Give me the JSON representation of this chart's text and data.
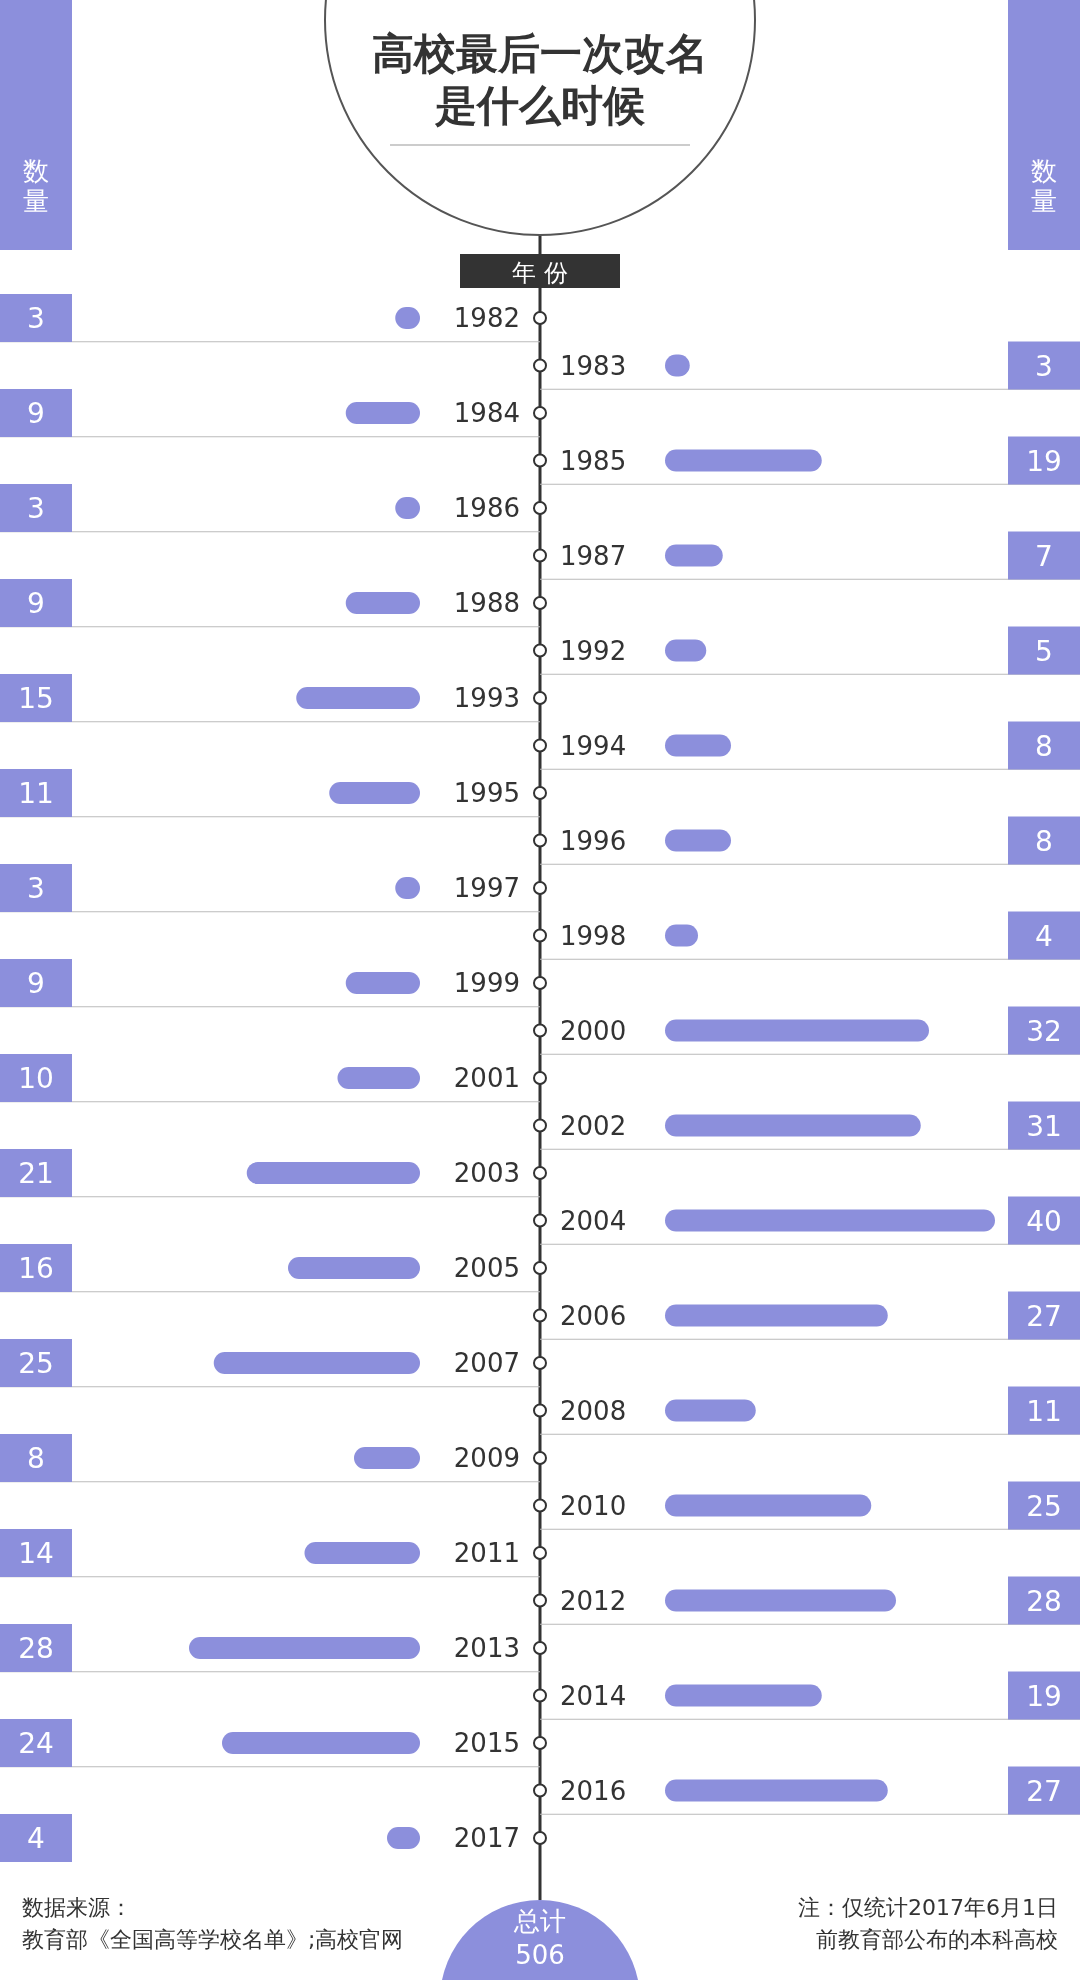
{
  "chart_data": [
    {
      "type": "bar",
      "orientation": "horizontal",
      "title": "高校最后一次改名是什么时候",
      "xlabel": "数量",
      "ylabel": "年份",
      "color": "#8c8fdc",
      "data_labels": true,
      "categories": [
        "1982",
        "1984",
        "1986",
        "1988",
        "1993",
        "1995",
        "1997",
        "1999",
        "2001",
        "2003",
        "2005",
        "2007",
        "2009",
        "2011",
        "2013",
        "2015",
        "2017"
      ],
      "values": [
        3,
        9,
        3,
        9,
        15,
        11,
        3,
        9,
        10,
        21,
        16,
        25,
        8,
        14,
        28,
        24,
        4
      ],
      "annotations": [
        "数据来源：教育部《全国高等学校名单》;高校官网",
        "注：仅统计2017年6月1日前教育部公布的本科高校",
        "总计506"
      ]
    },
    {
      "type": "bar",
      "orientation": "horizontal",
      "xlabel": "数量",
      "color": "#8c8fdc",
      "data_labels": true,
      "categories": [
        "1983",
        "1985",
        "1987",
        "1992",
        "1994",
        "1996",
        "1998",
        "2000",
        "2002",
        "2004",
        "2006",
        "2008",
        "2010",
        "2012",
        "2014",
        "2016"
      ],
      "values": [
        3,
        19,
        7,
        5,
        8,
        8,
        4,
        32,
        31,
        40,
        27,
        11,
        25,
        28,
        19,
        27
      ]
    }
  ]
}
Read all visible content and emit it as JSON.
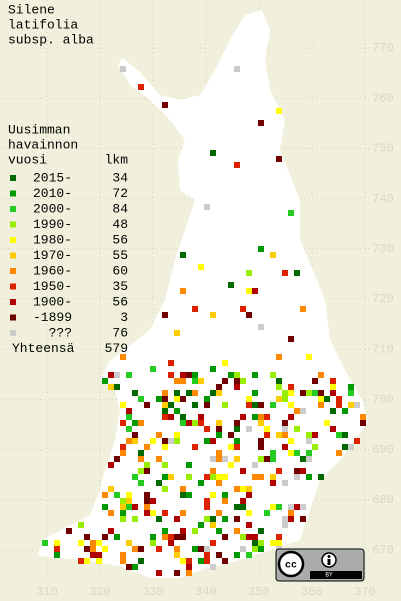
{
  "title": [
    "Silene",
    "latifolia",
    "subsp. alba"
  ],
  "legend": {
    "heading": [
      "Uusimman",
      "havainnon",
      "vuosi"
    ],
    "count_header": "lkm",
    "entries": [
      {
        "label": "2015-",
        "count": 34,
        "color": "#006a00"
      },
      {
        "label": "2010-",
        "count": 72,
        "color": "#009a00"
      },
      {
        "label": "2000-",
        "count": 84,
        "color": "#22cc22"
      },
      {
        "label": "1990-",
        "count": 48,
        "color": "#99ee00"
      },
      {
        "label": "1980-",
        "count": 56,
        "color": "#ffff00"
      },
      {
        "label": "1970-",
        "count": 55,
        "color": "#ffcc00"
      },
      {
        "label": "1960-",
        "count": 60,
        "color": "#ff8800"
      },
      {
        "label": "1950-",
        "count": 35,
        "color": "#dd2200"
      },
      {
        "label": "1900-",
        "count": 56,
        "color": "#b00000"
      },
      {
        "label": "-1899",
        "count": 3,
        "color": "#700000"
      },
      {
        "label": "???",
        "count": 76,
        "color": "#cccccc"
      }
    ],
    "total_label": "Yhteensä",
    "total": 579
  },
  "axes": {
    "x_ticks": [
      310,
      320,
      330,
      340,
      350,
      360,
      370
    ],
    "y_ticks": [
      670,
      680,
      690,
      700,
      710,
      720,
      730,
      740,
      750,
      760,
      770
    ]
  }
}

=-=-=-=-=

Exercise — Quote the records in their entirety, keeping the wording exact and excluding pictures.

Problem solution —
Give me the JSON representation of this chart's text and data.
{
  "chart_data": [
    {
      "type": "bar",
      "orientation": "horizontal",
      "title": "高校最后一次改名是什么时候",
      "xlabel": "数量",
      "ylabel": "年份",
      "color": "#8c8fdc",
      "data_labels": true,
      "categories": [
        "1982",
        "1984",
        "1986",
        "1988",
        "1993",
        "1995",
        "1997",
        "1999",
        "2001",
        "2003",
        "2005",
        "2007",
        "2009",
        "2011",
        "2013",
        "2015",
        "2017"
      ],
      "values": [
        3,
        9,
        3,
        9,
        15,
        11,
        3,
        9,
        10,
        21,
        16,
        25,
        8,
        14,
        28,
        24,
        4
      ],
      "annotations": [
        "数据来源：教育部《全国高等学校名单》;高校官网",
        "注：仅统计2017年6月1日前教育部公布的本科高校",
        "总计506"
      ]
    },
    {
      "type": "bar",
      "orientation": "horizontal",
      "xlabel": "数量",
      "color": "#8c8fdc",
      "data_labels": true,
      "categories": [
        "1983",
        "1985",
        "1987",
        "1992",
        "1994",
        "1996",
        "1998",
        "2000",
        "2002",
        "2004",
        "2006",
        "2008",
        "2010",
        "2012",
        "2014",
        "2016"
      ],
      "values": [
        3,
        19,
        7,
        5,
        8,
        8,
        4,
        32,
        31,
        40,
        27,
        11,
        25,
        28,
        19,
        27
      ]
    }
  ]
}
Read all visible content and emit it as JSON.
{
  "title": [
    "Silene",
    "latifolia",
    "subsp. alba"
  ],
  "legend": {
    "heading": [
      "Uusimman",
      "havainnon",
      "vuosi"
    ],
    "count_header": "lkm",
    "entries": [
      {
        "label": "2015-",
        "count": 34,
        "color": "#006a00"
      },
      {
        "label": "2010-",
        "count": 72,
        "color": "#009a00"
      },
      {
        "label": "2000-",
        "count": 84,
        "color": "#22cc22"
      },
      {
        "label": "1990-",
        "count": 48,
        "color": "#99ee00"
      },
      {
        "label": "1980-",
        "count": 56,
        "color": "#ffff00"
      },
      {
        "label": "1970-",
        "count": 55,
        "color": "#ffcc00"
      },
      {
        "label": "1960-",
        "count": 60,
        "color": "#ff8800"
      },
      {
        "label": "1950-",
        "count": 35,
        "color": "#dd2200"
      },
      {
        "label": "1900-",
        "count": 56,
        "color": "#b00000"
      },
      {
        "label": "-1899",
        "count": 3,
        "color": "#700000"
      },
      {
        "label": "???",
        "count": 76,
        "color": "#cccccc"
      }
    ],
    "total_label": "Yhteensä",
    "total": 579
  },
  "axes": {
    "x_ticks": [
      310,
      320,
      330,
      340,
      350,
      360,
      370
    ],
    "y_ticks": [
      670,
      680,
      690,
      700,
      710,
      720,
      730,
      740,
      750,
      760,
      770
    ]
  }
}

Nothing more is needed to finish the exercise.